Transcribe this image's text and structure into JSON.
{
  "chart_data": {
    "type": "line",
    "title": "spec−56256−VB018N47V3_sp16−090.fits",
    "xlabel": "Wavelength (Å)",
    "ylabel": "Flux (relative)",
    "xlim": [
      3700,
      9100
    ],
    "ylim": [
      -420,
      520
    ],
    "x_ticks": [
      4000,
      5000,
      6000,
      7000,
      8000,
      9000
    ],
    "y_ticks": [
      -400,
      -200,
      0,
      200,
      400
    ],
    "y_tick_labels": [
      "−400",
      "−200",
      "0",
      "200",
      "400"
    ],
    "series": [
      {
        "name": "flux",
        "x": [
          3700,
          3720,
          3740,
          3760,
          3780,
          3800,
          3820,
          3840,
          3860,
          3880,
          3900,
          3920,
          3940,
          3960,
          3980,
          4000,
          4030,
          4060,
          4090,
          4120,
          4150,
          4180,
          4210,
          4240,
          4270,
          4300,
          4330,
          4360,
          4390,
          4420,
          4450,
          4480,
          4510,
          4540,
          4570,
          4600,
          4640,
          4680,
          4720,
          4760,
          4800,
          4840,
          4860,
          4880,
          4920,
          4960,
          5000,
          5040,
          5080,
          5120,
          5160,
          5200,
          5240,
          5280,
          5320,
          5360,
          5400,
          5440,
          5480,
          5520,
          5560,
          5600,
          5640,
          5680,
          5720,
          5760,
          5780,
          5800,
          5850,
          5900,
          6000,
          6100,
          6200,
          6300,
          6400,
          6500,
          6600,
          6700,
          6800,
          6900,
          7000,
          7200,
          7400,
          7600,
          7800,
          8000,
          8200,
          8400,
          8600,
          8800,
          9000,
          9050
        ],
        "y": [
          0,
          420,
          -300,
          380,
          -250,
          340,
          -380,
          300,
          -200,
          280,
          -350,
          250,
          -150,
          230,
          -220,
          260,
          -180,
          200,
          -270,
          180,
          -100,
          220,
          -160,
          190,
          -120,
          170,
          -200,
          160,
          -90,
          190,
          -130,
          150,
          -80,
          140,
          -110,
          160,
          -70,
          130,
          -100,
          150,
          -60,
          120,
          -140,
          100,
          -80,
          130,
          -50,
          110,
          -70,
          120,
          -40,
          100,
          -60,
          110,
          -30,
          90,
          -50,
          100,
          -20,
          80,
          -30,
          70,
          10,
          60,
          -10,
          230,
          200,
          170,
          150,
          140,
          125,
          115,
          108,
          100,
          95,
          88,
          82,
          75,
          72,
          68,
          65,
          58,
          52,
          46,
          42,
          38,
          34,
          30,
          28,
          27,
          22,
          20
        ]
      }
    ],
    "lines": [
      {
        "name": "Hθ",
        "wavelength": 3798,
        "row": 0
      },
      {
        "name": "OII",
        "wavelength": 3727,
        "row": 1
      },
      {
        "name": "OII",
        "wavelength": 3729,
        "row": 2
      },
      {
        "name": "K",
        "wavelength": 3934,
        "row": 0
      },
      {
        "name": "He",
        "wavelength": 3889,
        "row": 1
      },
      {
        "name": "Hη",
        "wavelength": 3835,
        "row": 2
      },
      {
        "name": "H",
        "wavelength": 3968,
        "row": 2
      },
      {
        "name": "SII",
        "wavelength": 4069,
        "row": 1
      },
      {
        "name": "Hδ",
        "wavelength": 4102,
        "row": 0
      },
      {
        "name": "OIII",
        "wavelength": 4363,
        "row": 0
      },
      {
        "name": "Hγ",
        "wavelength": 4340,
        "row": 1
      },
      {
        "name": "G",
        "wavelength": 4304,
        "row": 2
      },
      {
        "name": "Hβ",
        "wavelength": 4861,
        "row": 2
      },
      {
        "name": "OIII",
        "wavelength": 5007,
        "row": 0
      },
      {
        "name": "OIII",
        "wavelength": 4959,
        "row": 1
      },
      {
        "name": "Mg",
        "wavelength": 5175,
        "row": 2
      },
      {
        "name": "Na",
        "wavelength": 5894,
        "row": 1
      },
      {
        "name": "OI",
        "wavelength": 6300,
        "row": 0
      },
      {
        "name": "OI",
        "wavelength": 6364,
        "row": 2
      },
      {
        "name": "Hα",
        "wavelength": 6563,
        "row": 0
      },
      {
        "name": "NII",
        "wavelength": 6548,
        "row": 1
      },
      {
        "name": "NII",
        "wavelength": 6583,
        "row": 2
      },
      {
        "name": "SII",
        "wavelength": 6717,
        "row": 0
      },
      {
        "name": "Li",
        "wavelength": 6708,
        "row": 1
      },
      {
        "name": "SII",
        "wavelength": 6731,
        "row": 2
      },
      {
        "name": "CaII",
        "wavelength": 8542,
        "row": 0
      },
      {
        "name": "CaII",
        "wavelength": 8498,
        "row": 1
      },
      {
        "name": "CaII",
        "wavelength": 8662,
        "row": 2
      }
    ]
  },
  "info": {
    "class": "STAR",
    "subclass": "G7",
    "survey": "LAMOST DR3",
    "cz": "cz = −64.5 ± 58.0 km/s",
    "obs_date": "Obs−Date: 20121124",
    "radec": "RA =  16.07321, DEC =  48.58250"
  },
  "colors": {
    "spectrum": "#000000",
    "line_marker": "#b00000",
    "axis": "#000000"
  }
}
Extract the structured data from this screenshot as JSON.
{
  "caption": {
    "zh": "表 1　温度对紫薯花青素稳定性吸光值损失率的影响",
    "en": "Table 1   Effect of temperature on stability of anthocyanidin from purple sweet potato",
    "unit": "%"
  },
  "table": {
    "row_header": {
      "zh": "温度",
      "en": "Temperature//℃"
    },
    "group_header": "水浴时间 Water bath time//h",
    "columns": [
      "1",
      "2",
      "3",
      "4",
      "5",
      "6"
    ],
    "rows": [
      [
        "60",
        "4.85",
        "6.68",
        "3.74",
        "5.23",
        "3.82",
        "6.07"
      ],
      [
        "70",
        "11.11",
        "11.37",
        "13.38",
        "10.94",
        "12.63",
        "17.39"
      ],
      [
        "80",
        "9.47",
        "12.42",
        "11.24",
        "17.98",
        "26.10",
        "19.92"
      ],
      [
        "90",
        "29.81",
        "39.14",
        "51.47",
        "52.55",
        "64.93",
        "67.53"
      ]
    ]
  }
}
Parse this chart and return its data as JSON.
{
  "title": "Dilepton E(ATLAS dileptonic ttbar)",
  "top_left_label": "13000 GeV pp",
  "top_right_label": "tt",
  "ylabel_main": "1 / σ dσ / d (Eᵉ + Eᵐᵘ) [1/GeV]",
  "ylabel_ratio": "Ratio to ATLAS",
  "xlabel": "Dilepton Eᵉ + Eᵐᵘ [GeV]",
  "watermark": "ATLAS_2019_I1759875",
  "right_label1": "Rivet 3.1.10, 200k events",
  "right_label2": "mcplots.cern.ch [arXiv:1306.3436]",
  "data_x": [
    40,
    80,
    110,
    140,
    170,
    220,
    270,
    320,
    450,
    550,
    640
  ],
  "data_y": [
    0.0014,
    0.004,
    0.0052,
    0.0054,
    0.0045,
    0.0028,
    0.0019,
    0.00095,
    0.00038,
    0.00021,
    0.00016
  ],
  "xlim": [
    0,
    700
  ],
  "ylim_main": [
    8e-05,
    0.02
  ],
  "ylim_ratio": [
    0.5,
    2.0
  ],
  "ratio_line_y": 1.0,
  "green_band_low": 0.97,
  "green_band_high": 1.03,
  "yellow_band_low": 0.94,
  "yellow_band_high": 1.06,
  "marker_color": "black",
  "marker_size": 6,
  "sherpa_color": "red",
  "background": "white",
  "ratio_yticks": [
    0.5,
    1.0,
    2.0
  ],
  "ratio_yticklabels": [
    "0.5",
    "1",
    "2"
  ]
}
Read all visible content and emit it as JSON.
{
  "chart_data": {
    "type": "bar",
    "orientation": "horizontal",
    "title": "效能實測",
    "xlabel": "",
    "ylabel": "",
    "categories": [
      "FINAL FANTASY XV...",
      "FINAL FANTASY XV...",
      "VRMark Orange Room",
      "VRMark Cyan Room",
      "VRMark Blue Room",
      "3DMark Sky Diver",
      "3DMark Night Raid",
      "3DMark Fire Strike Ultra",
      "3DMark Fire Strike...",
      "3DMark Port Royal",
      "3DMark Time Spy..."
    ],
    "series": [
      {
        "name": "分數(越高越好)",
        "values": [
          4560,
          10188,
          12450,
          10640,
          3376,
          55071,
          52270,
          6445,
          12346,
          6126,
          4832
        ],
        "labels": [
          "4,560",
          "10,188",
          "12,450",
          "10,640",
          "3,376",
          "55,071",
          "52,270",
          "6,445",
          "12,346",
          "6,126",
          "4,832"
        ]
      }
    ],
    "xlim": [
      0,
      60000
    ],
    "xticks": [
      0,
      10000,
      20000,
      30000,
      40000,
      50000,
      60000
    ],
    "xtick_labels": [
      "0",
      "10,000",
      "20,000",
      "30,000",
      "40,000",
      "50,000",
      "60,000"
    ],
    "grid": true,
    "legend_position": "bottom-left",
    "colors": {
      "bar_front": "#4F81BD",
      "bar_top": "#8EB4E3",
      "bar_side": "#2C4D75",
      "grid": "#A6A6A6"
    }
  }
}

-----

Job:
Pick out each line that holds the string "Strike".

Output for this task:
      "3DMark Fire Strike Ultra",
      "3DMark Fire Strike...",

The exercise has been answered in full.